─── Input records ───

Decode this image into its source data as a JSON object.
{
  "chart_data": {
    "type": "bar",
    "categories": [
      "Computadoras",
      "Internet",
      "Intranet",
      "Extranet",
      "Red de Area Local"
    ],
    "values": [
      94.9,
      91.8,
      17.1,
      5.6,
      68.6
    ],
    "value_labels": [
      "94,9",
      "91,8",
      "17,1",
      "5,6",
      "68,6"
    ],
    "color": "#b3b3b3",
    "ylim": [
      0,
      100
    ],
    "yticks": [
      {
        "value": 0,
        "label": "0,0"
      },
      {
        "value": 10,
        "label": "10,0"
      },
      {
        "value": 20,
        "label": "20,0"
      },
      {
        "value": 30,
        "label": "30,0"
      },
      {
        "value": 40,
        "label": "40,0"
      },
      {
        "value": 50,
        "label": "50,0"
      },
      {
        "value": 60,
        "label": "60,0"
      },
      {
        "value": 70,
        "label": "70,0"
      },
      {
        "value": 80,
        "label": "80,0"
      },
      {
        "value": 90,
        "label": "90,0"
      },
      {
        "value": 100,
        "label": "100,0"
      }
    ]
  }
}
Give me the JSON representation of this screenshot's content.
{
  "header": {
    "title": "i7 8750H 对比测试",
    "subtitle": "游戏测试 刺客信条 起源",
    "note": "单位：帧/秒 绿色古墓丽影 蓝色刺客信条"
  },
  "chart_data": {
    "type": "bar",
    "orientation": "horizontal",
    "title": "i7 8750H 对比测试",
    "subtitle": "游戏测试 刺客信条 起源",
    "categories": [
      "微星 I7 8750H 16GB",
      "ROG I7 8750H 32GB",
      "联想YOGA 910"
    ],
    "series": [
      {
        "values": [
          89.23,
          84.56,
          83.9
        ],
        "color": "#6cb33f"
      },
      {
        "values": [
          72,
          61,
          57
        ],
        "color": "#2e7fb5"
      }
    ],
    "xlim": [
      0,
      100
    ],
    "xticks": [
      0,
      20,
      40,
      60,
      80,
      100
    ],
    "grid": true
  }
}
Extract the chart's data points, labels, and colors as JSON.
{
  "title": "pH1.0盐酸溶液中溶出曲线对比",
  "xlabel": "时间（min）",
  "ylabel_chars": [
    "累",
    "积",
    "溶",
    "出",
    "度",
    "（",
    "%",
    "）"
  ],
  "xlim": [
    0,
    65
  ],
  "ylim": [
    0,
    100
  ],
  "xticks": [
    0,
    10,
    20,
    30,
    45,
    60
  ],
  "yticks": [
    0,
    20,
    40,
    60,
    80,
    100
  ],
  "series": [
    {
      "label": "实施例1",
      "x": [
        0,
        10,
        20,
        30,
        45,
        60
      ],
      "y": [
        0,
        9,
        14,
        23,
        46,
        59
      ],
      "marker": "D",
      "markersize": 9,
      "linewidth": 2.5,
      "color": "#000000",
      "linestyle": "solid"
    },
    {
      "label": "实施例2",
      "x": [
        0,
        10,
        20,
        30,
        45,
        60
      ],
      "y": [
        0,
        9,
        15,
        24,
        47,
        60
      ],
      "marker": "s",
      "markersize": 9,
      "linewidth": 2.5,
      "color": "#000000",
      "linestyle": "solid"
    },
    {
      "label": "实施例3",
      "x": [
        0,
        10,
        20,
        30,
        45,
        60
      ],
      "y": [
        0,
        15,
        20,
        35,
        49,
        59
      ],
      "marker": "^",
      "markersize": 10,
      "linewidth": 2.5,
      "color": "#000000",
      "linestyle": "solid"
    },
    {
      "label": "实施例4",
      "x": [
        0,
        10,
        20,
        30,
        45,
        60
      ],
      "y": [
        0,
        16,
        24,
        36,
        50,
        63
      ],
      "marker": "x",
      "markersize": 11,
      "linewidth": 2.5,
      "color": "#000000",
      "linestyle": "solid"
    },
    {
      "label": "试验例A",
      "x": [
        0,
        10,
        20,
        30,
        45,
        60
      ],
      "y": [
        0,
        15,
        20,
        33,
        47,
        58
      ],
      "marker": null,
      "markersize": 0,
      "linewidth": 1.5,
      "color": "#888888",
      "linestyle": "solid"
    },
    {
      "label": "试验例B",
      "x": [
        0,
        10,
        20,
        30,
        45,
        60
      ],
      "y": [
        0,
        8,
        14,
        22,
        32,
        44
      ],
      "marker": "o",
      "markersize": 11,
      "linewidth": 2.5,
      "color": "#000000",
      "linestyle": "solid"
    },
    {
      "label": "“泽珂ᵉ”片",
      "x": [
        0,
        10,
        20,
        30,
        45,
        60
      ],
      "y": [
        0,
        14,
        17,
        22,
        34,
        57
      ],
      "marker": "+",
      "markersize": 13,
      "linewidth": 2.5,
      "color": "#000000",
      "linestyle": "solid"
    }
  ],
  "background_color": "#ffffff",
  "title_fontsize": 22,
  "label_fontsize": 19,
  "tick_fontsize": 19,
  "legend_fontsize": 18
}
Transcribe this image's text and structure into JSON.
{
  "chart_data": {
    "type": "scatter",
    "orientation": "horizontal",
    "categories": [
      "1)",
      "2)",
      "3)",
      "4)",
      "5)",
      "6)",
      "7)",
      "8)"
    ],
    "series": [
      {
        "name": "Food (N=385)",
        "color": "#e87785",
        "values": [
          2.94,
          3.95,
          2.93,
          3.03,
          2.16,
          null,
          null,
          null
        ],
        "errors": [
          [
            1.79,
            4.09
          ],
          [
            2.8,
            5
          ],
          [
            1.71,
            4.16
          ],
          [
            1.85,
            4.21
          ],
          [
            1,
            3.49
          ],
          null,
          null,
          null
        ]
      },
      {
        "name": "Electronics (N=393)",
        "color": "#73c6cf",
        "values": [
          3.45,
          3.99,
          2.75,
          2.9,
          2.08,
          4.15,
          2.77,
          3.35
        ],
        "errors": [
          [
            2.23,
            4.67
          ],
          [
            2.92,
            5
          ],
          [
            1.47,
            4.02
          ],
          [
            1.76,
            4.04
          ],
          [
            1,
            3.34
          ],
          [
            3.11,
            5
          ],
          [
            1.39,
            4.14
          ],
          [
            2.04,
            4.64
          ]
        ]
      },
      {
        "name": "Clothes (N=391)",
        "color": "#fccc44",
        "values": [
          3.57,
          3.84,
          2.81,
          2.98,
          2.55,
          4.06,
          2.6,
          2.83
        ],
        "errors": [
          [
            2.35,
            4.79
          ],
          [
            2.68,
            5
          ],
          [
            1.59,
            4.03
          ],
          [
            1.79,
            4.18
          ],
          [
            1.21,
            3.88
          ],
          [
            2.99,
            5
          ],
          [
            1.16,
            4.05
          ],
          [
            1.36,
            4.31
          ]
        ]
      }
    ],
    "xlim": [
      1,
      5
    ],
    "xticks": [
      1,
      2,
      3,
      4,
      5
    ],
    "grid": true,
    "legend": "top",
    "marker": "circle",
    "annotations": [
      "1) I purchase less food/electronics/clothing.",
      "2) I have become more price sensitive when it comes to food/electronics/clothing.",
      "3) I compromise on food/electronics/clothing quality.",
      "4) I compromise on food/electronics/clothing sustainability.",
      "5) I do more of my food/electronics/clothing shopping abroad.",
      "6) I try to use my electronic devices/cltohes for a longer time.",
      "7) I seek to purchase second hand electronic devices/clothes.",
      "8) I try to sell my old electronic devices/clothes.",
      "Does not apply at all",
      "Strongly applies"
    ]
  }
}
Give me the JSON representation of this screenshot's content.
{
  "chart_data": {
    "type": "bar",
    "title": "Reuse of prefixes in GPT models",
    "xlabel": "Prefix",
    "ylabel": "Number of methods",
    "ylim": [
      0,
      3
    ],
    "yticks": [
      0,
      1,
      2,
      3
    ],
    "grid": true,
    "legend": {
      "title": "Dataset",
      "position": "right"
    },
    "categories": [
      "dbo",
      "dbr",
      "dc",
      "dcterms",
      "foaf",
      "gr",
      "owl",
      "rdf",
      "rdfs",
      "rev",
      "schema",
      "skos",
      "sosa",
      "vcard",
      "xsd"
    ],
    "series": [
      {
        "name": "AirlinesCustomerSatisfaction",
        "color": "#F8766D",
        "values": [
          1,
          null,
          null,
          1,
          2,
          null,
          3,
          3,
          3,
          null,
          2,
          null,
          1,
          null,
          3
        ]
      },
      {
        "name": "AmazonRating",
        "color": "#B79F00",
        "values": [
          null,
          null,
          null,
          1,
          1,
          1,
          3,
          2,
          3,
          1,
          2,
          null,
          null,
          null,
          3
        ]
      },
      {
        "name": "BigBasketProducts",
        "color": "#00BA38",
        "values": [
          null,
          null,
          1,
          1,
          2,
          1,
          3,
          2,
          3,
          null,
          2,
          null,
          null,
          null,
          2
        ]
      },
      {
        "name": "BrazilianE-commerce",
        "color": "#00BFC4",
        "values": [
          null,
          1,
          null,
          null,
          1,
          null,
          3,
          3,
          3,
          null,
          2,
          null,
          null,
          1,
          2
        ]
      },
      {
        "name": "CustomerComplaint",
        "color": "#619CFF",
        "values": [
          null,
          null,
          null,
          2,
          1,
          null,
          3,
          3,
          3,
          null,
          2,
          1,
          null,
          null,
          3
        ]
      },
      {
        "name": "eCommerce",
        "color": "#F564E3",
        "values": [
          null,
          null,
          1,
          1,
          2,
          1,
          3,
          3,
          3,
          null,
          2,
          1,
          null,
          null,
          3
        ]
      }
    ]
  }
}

───

**Problem statement:**
Which lines include the word "image"? List them all.

**Solution to this exercise:**
Decode this image into its source data as a JSON object.
Transcribe this image's text and structure into JSON.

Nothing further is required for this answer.